OBJECTIVE -
The listing below must be repeated word for word, with its images excluded.

RECORD EXCERPTS -
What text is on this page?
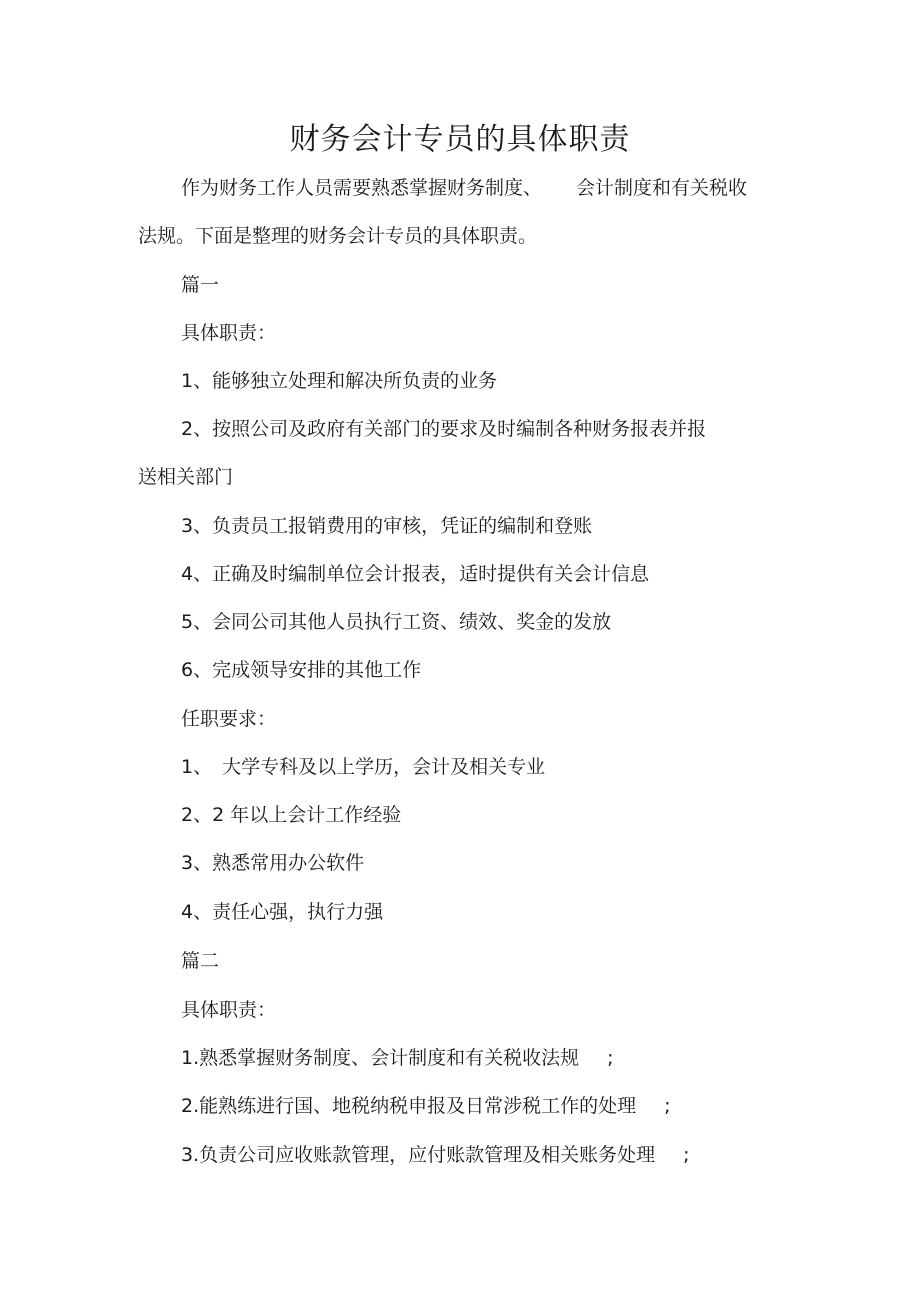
财务会计专员的具体职责
作为财务工作人员需要熟悉掌握财务制度、 会计制度和有关税收
法规。下面是整理的财务会计专员的具体职责。
篇一
具体职责：
1、能够独立处理和解决所负责的业务
2、按照公司及政府有关部门的要求及时编制各种财务报表并报
送相关部门
3、负责员工报销费用的审核，凭证的编制和登账
4、正确及时编制单位会计报表，适时提供有关会计信息
5、会同公司其他人员执行工资、绩效、奖金的发放
6、完成领导安排的其他工作
任职要求：
1、 大学专科及以上学历，会计及相关专业
2、2 年以上会计工作经验
3、熟悉常用办公软件
4、责任心强，执行力强
篇二
具体职责：
1.熟悉掌握财务制度、会计制度和有关税收法规 ;
2.能熟练进行国、地税纳税申报及日常涉税工作的处理 ;
3.负责公司应收账款管理，应付账款管理及相关账务处理 ;
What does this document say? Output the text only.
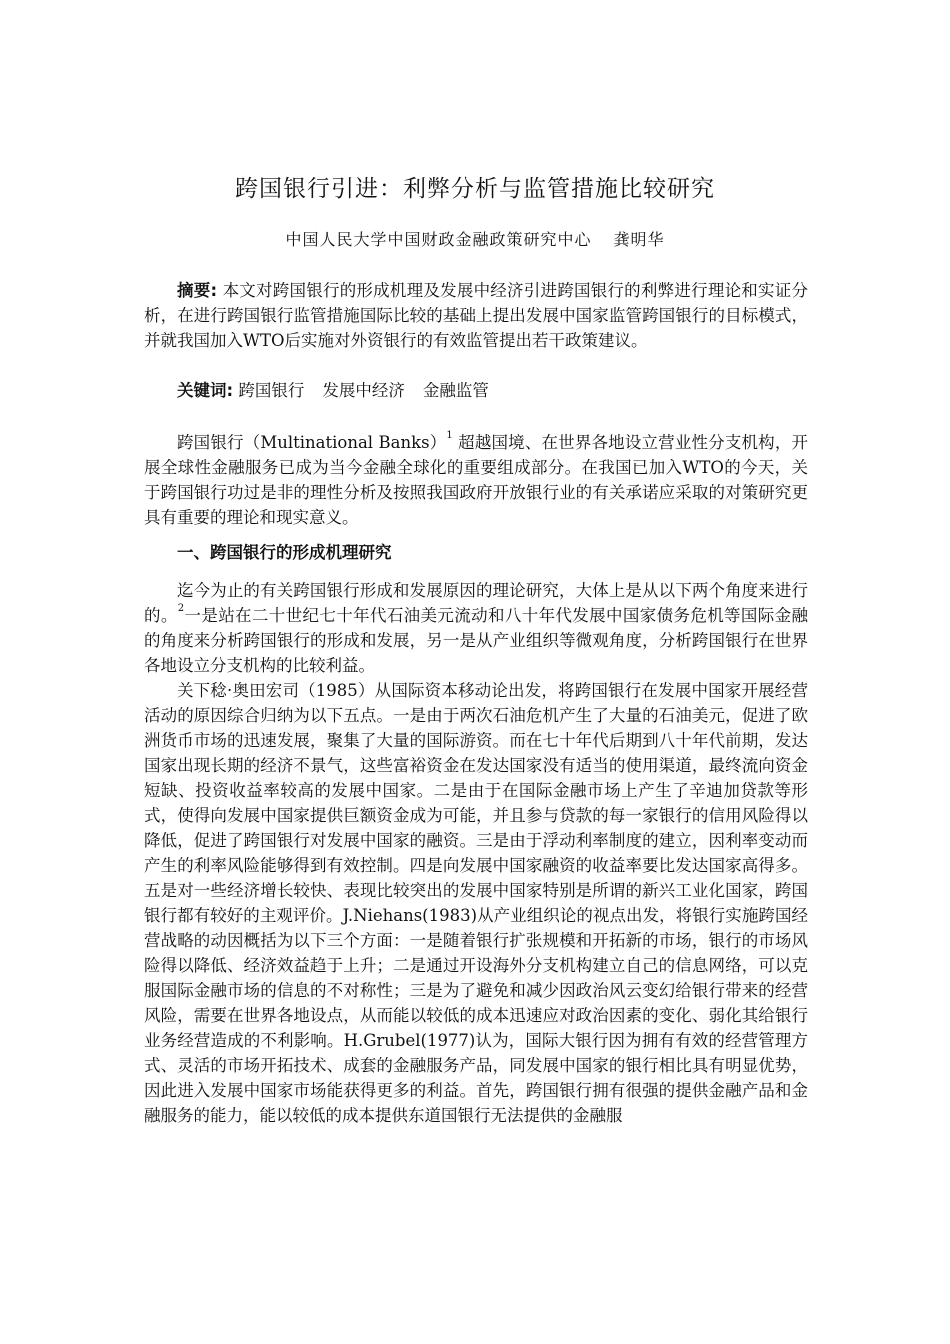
跨国银行引进：利弊分析与监管措施比较研究
中国人民大学中国财政金融政策研究中心 龚明华

摘要: 本文对跨国银行的形成机理及发展中经济引进跨国银行的利弊进行理论和实证分析，在进行跨国银行监管措施国际比较的基础上提出发展中国家监管跨国银行的目标模式，并就我国加入WTO后实施对外资银行的有效监管提出若干政策建议。

关键词: 跨国银行 发展中经济 金融监管

跨国银行（Multinational Banks）$^1$ 超越国境、在世界各地设立营业性分支机构，开展全球性金融服务已成为当今金融全球化的重要组成部分。在我国已加入WTO的今天，关于跨国银行功过是非的理性分析及按照我国政府开放银行业的有关承诺应采取的对策研究更具有重要的理论和现实意义。

一、跨国银行的形成机理研究

迄今为止的有关跨国银行形成和发展原因的理论研究，大体上是从以下两个角度来进行的。$^2$一是站在二十世纪七十年代石油美元流动和八十年代发展中国家债务危机等国际金融的角度来分析跨国银行的形成和发展，另一是从产业组织等微观角度，分析跨国银行在世界各地设立分支机构的比较利益。

关下稔·奥田宏司（1985）从国际资本移动论出发，将跨国银行在发展中国家开展经营活动的原因综合归纳为以下五点。一是由于两次石油危机产生了大量的石油美元，促进了欧洲货币市场的迅速发展，聚集了大量的国际游资。而在七十年代后期到八十年代前期，发达国家出现长期的经济不景气，这些富裕资金在发达国家没有适当的使用渠道，最终流向资金短缺、投资收益率较高的发展中国家。二是由于在国际金融市场上产生了辛迪加贷款等形式，使得向发展中国家提供巨额资金成为可能，并且参与贷款的每一家银行的信用风险得以降低，促进了跨国银行对发展中国家的融资。三是由于浮动利率制度的建立，因利率变动而产生的利率风险能够得到有效控制。四是向发展中国家融资的收益率要比发达国家高得多。五是对一些经济增长较快、表现比较突出的发展中国家特别是所谓的新兴工业化国家，跨国银行都有较好的主观评价。J.Niehans(1983)从产业组织论的视点出发，将银行实施跨国经营战略的动因概括为以下三个方面：一是随着银行扩张规模和开拓新的市场，银行的市场风险得以降低、经济效益趋于上升；二是通过开设海外分支机构建立自己的信息网络，可以克服国际金融市场的信息的不对称性；三是为了避免和减少因政治风云变幻给银行带来的经营风险，需要在世界各地设点，从而能以较低的成本迅速应对政治因素的变化、弱化其给银行业务经营造成的不利影响。H.Grubel(1977)认为，国际大银行因为拥有有效的经营管理方式、灵活的市场开拓技术、成套的金融服务产品，同发展中国家的银行相比具有明显优势，因此进入发展中国家市场能获得更多的利益。首先，跨国银行拥有很强的提供金融产品和金融服务的能力，能以较低的成本提供东道国银行无法提供的金融服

FINAL RESULT -
What text is on this page?
财务会计专员的具体职责
作为财务工作人员需要熟悉掌握财务制度、 会计制度和有关税收
法规。下面是整理的财务会计专员的具体职责。
篇一
具体职责：
1、能够独立处理和解决所负责的业务
2、按照公司及政府有关部门的要求及时编制各种财务报表并报
送相关部门
3、负责员工报销费用的审核，凭证的编制和登账
4、正确及时编制单位会计报表，适时提供有关会计信息
5、会同公司其他人员执行工资、绩效、奖金的发放
6、完成领导安排的其他工作
任职要求：
1、 大学专科及以上学历，会计及相关专业
2、2 年以上会计工作经验
3、熟悉常用办公软件
4、责任心强，执行力强
篇二
具体职责：
1.熟悉掌握财务制度、会计制度和有关税收法规 ;
2.能熟练进行国、地税纳税申报及日常涉税工作的处理 ;
3.负责公司应收账款管理，应付账款管理及相关账务处理 ;
What does this document say? Output the text only.
跨国银行引进：利弊分析与监管措施比较研究
中国人民大学中国财政金融政策研究中心 龚明华

摘要: 本文对跨国银行的形成机理及发展中经济引进跨国银行的利弊进行理论和实证分析，在进行跨国银行监管措施国际比较的基础上提出发展中国家监管跨国银行的目标模式，并就我国加入WTO后实施对外资银行的有效监管提出若干政策建议。

关键词: 跨国银行 发展中经济 金融监管

跨国银行（Multinational Banks）$^1$ 超越国境、在世界各地设立营业性分支机构，开展全球性金融服务已成为当今金融全球化的重要组成部分。在我国已加入WTO的今天，关于跨国银行功过是非的理性分析及按照我国政府开放银行业的有关承诺应采取的对策研究更具有重要的理论和现实意义。

一、跨国银行的形成机理研究

迄今为止的有关跨国银行形成和发展原因的理论研究，大体上是从以下两个角度来进行的。$^2$一是站在二十世纪七十年代石油美元流动和八十年代发展中国家债务危机等国际金融的角度来分析跨国银行的形成和发展，另一是从产业组织等微观角度，分析跨国银行在世界各地设立分支机构的比较利益。

关下稔·奥田宏司（1985）从国际资本移动论出发，将跨国银行在发展中国家开展经营活动的原因综合归纳为以下五点。一是由于两次石油危机产生了大量的石油美元，促进了欧洲货币市场的迅速发展，聚集了大量的国际游资。而在七十年代后期到八十年代前期，发达国家出现长期的经济不景气，这些富裕资金在发达国家没有适当的使用渠道，最终流向资金短缺、投资收益率较高的发展中国家。二是由于在国际金融市场上产生了辛迪加贷款等形式，使得向发展中国家提供巨额资金成为可能，并且参与贷款的每一家银行的信用风险得以降低，促进了跨国银行对发展中国家的融资。三是由于浮动利率制度的建立，因利率变动而产生的利率风险能够得到有效控制。四是向发展中国家融资的收益率要比发达国家高得多。五是对一些经济增长较快、表现比较突出的发展中国家特别是所谓的新兴工业化国家，跨国银行都有较好的主观评价。J.Niehans(1983)从产业组织论的视点出发，将银行实施跨国经营战略的动因概括为以下三个方面：一是随着银行扩张规模和开拓新的市场，银行的市场风险得以降低、经济效益趋于上升；二是通过开设海外分支机构建立自己的信息网络，可以克服国际金融市场的信息的不对称性；三是为了避免和减少因政治风云变幻给银行带来的经营风险，需要在世界各地设点，从而能以较低的成本迅速应对政治因素的变化、弱化其给银行业务经营造成的不利影响。H.Grubel(1977)认为，国际大银行因为拥有有效的经营管理方式、灵活的市场开拓技术、成套的金融服务产品，同发展中国家的银行相比具有明显优势，因此进入发展中国家市场能获得更多的利益。首先，跨国银行拥有很强的提供金融产品和金融服务的能力，能以较低的成本提供东道国银行无法提供的金融服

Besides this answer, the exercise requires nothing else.